PROBLEM STATEMENT:
Retype the records that come next, word for word.

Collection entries
------------------------
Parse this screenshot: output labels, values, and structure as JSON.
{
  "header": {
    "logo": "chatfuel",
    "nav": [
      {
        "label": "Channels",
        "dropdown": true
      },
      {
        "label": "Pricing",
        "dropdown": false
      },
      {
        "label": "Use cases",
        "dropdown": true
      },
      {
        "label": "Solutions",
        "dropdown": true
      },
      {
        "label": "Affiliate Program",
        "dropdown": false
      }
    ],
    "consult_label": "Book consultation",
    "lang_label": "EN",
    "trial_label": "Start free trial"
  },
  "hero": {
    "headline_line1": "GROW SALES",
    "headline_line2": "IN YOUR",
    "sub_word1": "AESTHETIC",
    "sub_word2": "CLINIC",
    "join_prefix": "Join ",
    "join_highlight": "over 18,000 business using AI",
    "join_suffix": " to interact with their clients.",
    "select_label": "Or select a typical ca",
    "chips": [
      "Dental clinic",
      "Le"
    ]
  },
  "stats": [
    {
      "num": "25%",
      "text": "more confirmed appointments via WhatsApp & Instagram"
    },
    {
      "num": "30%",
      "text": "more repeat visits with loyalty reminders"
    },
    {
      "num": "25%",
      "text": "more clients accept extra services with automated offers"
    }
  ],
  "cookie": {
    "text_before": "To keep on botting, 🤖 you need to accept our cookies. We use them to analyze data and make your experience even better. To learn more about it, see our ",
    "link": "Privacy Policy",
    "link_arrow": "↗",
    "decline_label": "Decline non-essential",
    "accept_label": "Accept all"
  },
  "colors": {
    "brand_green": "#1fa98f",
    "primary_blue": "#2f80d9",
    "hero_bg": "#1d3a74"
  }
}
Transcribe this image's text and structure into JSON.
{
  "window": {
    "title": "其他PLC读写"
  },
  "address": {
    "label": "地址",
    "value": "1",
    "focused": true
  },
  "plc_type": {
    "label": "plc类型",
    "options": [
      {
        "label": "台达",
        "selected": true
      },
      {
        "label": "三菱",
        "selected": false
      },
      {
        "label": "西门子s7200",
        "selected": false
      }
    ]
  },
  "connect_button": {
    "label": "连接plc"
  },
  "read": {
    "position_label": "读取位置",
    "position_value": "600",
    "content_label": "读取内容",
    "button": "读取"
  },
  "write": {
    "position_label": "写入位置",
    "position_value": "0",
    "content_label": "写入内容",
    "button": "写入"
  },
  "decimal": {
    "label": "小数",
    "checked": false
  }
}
------------------------
TASK RESULT:
Parse this screenshot: output labels, values, and structure as JSON.
{
  "header": {
    "logo": "chatfuel",
    "nav": [
      {
        "label": "Channels",
        "dropdown": true
      },
      {
        "label": "Pricing",
        "dropdown": false
      },
      {
        "label": "Use cases",
        "dropdown": true
      },
      {
        "label": "Solutions",
        "dropdown": true
      },
      {
        "label": "Affiliate Program",
        "dropdown": false
      }
    ],
    "consult_label": "Book consultation",
    "lang_label": "EN",
    "trial_label": "Start free trial"
  },
  "hero": {
    "headline_line1": "GROW SALES",
    "headline_line2": "IN YOUR",
    "sub_word1": "AESTHETIC",
    "sub_word2": "CLINIC",
    "join_prefix": "Join ",
    "join_highlight": "over 18,000 business using AI",
    "join_suffix": " to interact with their clients.",
    "select_label": "Or select a typical ca",
    "chips": [
      "Dental clinic",
      "Le"
    ]
  },
  "stats": [
    {
      "num": "25%",
      "text": "more confirmed appointments via WhatsApp & Instagram"
    },
    {
      "num": "30%",
      "text": "more repeat visits with loyalty reminders"
    },
    {
      "num": "25%",
      "text": "more clients accept extra services with automated offers"
    }
  ],
  "cookie": {
    "text_before": "To keep on botting, 🤖 you need to accept our cookies. We use them to analyze data and make your experience even better. To learn more about it, see our ",
    "link": "Privacy Policy",
    "link_arrow": "↗",
    "decline_label": "Decline non-essential",
    "accept_label": "Accept all"
  },
  "colors": {
    "brand_green": "#1fa98f",
    "primary_blue": "#2f80d9",
    "hero_bg": "#1d3a74"
  }
}
Transcribe this image's text and structure into JSON.
{
  "window": {
    "title": "其他PLC读写"
  },
  "address": {
    "label": "地址",
    "value": "1",
    "focused": true
  },
  "plc_type": {
    "label": "plc类型",
    "options": [
      {
        "label": "台达",
        "selected": true
      },
      {
        "label": "三菱",
        "selected": false
      },
      {
        "label": "西门子s7200",
        "selected": false
      }
    ]
  },
  "connect_button": {
    "label": "连接plc"
  },
  "read": {
    "position_label": "读取位置",
    "position_value": "600",
    "content_label": "读取内容",
    "button": "读取"
  },
  "write": {
    "position_label": "写入位置",
    "position_value": "0",
    "content_label": "写入内容",
    "button": "写入"
  },
  "decimal": {
    "label": "小数",
    "checked": false
  }
}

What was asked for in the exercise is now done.